[Figure record extracts]
------

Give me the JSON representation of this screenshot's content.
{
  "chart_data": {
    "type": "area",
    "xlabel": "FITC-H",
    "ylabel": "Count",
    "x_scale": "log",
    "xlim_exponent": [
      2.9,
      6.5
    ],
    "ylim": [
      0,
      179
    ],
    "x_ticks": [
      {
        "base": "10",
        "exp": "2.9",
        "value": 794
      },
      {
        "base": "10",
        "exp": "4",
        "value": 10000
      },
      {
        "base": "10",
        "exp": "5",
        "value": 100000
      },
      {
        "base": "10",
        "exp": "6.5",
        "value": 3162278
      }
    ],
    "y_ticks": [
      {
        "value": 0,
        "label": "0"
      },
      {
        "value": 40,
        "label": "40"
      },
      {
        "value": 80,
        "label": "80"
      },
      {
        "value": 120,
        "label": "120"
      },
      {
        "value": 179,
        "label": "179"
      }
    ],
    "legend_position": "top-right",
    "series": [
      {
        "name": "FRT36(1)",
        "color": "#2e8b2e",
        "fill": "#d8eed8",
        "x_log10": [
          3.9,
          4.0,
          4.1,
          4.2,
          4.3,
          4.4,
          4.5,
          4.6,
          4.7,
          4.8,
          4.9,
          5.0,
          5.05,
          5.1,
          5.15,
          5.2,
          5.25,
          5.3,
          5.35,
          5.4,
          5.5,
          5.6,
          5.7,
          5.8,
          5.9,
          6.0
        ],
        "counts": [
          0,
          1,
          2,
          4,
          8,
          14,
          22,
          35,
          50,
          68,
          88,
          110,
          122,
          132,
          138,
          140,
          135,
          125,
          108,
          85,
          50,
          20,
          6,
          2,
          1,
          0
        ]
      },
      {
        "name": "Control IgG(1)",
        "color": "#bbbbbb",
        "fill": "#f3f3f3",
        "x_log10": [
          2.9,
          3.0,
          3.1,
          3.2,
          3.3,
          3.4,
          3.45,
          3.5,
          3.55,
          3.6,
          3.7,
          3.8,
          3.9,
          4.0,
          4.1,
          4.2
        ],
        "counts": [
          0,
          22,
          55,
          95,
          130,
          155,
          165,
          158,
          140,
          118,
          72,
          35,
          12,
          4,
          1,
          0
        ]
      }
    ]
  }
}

------

**EXERCISE GOAL**
Retype the whole listing above exactly.

**TASK RESULT**
Give me the JSON representation of this screenshot's content.
{
  "chart_data": {
    "type": "area",
    "xlabel": "FITC-H",
    "ylabel": "Count",
    "x_scale": "log",
    "xlim_exponent": [
      2.9,
      6.5
    ],
    "ylim": [
      0,
      179
    ],
    "x_ticks": [
      {
        "base": "10",
        "exp": "2.9",
        "value": 794
      },
      {
        "base": "10",
        "exp": "4",
        "value": 10000
      },
      {
        "base": "10",
        "exp": "5",
        "value": 100000
      },
      {
        "base": "10",
        "exp": "6.5",
        "value": 3162278
      }
    ],
    "y_ticks": [
      {
        "value": 0,
        "label": "0"
      },
      {
        "value": 40,
        "label": "40"
      },
      {
        "value": 80,
        "label": "80"
      },
      {
        "value": 120,
        "label": "120"
      },
      {
        "value": 179,
        "label": "179"
      }
    ],
    "legend_position": "top-right",
    "series": [
      {
        "name": "FRT36(1)",
        "color": "#2e8b2e",
        "fill": "#d8eed8",
        "x_log10": [
          3.9,
          4.0,
          4.1,
          4.2,
          4.3,
          4.4,
          4.5,
          4.6,
          4.7,
          4.8,
          4.9,
          5.0,
          5.05,
          5.1,
          5.15,
          5.2,
          5.25,
          5.3,
          5.35,
          5.4,
          5.5,
          5.6,
          5.7,
          5.8,
          5.9,
          6.0
        ],
        "counts": [
          0,
          1,
          2,
          4,
          8,
          14,
          22,
          35,
          50,
          68,
          88,
          110,
          122,
          132,
          138,
          140,
          135,
          125,
          108,
          85,
          50,
          20,
          6,
          2,
          1,
          0
        ]
      },
      {
        "name": "Control IgG(1)",
        "color": "#bbbbbb",
        "fill": "#f3f3f3",
        "x_log10": [
          2.9,
          3.0,
          3.1,
          3.2,
          3.3,
          3.4,
          3.45,
          3.5,
          3.55,
          3.6,
          3.7,
          3.8,
          3.9,
          4.0,
          4.1,
          4.2
        ],
        "counts": [
          0,
          22,
          55,
          95,
          130,
          155,
          165,
          158,
          140,
          118,
          72,
          35,
          12,
          4,
          1,
          0
        ]
      }
    ]
  }
}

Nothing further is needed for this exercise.